*WRITTEN REQUEST*: Copy out each line that mentions the word "celui".

*DATA SUPPLIED*:
....

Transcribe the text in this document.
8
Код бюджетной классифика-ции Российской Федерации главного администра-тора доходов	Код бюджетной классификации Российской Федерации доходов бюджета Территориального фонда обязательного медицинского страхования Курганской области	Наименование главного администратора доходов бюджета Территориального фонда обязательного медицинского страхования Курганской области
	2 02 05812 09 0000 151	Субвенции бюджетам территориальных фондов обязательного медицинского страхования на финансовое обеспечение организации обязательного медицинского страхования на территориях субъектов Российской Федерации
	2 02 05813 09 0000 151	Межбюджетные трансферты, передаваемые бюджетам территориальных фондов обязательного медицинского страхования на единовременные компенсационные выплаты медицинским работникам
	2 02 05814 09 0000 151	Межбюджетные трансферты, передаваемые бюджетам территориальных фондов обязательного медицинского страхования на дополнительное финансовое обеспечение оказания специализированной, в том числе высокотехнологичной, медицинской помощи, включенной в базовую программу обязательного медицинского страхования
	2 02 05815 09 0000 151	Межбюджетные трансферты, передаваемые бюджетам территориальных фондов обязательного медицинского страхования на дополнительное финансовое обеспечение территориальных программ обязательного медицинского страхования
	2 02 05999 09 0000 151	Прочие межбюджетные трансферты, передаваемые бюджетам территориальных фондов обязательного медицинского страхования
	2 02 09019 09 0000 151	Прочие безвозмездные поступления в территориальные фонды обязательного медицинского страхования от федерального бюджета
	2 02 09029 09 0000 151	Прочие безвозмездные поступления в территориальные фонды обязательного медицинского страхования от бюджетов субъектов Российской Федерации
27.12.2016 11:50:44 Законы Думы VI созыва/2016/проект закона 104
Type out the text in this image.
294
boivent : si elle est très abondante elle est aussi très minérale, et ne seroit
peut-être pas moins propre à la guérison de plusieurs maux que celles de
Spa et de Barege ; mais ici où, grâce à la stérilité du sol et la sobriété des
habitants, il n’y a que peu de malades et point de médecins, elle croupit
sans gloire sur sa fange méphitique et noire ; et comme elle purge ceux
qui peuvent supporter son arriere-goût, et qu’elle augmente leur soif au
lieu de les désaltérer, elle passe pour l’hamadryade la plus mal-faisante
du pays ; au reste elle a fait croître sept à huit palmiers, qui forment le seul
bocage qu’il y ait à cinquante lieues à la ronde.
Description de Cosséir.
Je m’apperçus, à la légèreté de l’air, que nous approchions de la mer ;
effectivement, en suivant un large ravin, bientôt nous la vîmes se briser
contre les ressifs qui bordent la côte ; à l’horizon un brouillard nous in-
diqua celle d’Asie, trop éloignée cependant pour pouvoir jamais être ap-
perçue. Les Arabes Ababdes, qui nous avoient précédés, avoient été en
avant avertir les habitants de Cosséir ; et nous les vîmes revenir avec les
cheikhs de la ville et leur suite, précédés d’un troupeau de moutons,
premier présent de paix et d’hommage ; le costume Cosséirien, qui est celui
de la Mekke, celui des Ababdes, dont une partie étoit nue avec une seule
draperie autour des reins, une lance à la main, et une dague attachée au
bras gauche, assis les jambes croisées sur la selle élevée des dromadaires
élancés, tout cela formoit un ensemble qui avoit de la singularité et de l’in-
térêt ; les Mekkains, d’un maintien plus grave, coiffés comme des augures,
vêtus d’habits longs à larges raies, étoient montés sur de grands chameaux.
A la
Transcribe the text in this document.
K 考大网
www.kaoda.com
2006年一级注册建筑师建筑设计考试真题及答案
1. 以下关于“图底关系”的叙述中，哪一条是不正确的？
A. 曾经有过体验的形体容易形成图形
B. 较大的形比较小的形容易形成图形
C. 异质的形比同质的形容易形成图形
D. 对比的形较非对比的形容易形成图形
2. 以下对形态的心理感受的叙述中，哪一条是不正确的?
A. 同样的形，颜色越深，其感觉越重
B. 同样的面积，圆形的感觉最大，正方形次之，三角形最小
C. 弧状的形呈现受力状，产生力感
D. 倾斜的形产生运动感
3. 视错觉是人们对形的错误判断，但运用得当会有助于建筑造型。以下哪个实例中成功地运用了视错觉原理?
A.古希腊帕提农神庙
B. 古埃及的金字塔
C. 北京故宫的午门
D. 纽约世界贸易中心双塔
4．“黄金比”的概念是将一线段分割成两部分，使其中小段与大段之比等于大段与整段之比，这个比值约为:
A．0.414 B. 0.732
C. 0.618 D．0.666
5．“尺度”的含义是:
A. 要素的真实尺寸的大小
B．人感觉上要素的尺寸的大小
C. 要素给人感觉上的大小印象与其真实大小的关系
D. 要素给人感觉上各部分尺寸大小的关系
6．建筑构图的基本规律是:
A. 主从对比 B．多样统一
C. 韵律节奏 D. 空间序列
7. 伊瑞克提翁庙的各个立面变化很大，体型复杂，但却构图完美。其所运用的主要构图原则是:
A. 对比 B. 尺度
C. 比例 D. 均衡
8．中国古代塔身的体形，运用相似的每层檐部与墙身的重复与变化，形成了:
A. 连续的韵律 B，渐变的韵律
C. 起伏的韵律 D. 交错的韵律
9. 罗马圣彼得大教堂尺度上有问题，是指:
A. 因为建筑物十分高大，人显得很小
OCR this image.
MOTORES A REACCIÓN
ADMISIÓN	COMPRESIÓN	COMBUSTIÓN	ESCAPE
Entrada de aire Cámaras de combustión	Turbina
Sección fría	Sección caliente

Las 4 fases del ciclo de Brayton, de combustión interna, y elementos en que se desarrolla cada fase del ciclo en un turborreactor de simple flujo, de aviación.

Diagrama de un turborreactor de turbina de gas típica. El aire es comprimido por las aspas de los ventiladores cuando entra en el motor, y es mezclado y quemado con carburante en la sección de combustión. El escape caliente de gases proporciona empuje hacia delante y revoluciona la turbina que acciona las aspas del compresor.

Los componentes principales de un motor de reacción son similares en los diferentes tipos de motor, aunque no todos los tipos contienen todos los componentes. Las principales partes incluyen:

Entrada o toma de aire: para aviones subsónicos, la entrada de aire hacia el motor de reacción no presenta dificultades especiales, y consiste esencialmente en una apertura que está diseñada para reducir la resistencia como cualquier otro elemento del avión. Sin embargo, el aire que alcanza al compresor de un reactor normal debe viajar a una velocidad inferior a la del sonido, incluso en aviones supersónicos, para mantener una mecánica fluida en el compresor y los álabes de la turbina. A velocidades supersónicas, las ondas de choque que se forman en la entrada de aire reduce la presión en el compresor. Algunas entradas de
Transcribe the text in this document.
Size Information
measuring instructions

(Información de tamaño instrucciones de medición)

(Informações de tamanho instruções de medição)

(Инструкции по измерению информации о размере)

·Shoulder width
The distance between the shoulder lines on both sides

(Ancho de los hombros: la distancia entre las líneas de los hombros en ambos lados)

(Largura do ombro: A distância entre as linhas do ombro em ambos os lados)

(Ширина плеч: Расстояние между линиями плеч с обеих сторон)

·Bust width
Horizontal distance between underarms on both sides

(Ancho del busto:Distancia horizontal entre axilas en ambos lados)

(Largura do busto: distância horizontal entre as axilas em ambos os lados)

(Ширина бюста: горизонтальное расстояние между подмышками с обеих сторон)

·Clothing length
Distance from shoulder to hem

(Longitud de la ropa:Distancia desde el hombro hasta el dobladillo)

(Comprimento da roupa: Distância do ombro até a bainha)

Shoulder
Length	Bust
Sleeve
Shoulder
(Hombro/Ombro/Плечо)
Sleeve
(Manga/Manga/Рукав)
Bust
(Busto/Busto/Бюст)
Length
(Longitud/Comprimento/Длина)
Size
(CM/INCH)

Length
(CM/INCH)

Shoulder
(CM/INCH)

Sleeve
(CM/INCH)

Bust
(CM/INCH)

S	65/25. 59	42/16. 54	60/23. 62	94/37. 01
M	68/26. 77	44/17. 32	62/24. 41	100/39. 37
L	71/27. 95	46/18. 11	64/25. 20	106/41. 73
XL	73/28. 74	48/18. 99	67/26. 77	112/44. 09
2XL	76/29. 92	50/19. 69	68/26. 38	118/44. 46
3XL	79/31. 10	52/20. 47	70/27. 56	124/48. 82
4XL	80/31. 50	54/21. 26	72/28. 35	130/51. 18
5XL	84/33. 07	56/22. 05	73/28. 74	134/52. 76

....

*EXERCISE RESULT*:
premier présent de paix et d’hommage ; le costume Cosséirien, qui est celui
de la Mekke, celui des Ababdes, dont une partie étoit nue avec une seule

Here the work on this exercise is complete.